_BRIEF_
Scan the entries for the word "marker" and return every line that has it.

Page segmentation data
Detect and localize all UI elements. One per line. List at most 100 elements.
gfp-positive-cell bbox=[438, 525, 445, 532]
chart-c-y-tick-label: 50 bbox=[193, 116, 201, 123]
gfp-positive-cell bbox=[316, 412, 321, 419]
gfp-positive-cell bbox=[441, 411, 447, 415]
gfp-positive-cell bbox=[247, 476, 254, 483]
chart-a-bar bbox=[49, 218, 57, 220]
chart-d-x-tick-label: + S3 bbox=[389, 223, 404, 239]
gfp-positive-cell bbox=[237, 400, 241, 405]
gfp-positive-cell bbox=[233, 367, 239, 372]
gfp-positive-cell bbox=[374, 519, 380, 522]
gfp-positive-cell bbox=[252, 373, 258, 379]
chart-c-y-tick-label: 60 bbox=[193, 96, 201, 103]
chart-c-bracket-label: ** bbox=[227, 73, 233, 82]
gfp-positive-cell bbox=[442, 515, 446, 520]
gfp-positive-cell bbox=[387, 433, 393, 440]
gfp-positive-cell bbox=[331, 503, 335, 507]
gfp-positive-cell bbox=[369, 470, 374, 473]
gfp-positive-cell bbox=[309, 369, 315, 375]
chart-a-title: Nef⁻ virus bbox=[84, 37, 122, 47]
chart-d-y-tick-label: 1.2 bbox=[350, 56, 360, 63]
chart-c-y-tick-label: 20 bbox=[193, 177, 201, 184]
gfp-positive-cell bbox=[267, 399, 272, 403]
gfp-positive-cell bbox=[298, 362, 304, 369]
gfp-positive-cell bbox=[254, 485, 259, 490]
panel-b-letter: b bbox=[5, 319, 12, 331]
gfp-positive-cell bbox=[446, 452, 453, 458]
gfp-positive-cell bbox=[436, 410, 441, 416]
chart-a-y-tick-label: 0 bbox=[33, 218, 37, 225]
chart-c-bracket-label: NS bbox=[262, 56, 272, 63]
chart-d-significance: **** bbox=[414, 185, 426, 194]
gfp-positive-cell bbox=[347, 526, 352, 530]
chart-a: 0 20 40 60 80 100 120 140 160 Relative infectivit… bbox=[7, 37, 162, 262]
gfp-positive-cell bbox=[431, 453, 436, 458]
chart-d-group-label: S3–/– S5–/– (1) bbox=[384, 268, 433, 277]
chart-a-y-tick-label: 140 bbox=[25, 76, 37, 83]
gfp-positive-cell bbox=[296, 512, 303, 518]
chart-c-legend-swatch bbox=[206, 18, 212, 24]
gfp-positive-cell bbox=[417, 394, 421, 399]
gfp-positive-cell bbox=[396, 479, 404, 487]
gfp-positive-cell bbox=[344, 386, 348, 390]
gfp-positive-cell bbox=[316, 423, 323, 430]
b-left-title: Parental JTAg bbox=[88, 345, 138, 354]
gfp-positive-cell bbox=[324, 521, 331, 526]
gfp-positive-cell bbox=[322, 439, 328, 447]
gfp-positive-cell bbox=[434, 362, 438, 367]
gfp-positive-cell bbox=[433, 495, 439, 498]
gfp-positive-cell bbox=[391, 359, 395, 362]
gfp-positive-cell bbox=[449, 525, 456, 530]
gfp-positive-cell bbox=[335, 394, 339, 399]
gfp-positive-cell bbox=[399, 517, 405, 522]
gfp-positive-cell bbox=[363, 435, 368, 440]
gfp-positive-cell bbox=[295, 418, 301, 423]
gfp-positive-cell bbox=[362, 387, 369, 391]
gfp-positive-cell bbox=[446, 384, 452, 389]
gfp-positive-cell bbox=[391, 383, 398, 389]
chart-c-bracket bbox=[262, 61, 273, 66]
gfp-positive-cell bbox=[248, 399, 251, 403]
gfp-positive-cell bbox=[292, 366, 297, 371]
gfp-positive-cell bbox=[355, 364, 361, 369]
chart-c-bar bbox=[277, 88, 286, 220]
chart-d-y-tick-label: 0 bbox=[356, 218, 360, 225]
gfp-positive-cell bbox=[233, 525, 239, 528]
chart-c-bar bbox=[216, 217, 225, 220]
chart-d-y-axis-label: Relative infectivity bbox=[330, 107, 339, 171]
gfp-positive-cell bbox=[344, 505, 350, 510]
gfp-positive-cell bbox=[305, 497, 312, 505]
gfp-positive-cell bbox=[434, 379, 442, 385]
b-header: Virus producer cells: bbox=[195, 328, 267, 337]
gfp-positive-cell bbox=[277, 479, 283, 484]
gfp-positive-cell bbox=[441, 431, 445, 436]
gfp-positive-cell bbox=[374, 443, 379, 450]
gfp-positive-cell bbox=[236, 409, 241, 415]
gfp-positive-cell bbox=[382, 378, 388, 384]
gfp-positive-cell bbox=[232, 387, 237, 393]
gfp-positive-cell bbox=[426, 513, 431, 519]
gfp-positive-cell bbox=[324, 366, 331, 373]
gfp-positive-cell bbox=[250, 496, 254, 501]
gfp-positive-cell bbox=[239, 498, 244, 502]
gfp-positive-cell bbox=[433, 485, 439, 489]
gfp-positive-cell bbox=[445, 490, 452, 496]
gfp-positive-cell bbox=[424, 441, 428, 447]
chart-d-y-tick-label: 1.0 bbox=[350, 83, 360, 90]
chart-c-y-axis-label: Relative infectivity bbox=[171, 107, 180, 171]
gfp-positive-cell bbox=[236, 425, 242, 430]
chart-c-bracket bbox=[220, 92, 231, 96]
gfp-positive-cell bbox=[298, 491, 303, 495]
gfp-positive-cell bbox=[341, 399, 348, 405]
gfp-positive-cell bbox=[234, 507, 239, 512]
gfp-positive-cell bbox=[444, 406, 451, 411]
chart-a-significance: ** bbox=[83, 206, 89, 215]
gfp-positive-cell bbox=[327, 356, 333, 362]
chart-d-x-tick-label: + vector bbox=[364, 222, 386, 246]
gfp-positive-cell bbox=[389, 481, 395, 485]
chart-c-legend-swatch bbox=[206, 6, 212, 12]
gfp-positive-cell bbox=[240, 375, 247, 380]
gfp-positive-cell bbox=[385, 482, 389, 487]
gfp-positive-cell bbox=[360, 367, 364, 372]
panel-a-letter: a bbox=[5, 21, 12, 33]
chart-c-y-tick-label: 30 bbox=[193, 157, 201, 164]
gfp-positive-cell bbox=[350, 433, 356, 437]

* * *

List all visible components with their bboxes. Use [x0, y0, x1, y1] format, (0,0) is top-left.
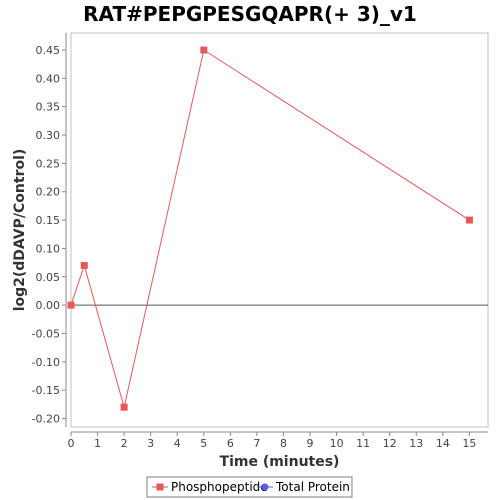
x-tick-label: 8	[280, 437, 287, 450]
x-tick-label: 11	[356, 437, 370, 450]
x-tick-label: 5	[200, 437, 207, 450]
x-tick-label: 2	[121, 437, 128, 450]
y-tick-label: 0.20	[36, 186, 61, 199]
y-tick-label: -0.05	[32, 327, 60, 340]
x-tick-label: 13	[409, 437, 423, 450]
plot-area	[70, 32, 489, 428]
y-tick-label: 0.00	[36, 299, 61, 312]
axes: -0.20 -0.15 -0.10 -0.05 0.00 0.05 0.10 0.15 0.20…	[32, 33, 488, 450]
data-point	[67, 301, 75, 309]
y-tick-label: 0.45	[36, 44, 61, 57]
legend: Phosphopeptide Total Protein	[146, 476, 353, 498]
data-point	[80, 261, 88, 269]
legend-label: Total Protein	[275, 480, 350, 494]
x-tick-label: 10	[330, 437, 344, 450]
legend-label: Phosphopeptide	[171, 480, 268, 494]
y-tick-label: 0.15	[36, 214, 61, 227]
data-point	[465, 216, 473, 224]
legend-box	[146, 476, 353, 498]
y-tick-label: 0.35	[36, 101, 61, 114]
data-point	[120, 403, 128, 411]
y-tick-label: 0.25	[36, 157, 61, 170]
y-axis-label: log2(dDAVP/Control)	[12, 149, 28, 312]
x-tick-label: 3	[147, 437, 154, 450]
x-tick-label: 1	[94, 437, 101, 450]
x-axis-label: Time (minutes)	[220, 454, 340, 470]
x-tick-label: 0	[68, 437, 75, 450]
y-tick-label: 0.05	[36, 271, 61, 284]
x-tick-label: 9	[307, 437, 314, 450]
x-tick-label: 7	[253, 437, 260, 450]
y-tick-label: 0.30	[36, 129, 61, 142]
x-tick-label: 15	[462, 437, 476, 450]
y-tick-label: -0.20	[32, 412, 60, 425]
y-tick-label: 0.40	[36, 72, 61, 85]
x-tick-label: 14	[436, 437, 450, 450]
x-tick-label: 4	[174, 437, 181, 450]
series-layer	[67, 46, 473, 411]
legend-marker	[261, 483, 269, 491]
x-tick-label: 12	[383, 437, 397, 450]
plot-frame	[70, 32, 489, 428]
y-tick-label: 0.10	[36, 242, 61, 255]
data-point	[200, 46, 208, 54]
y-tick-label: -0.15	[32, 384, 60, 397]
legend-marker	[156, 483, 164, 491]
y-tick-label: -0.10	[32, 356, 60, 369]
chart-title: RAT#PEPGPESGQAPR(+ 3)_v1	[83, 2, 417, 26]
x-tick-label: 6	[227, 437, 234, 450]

_RESULT OF THIS TASK_
legend-marker	[261, 483, 269, 491]
legend-marker	[156, 483, 164, 491]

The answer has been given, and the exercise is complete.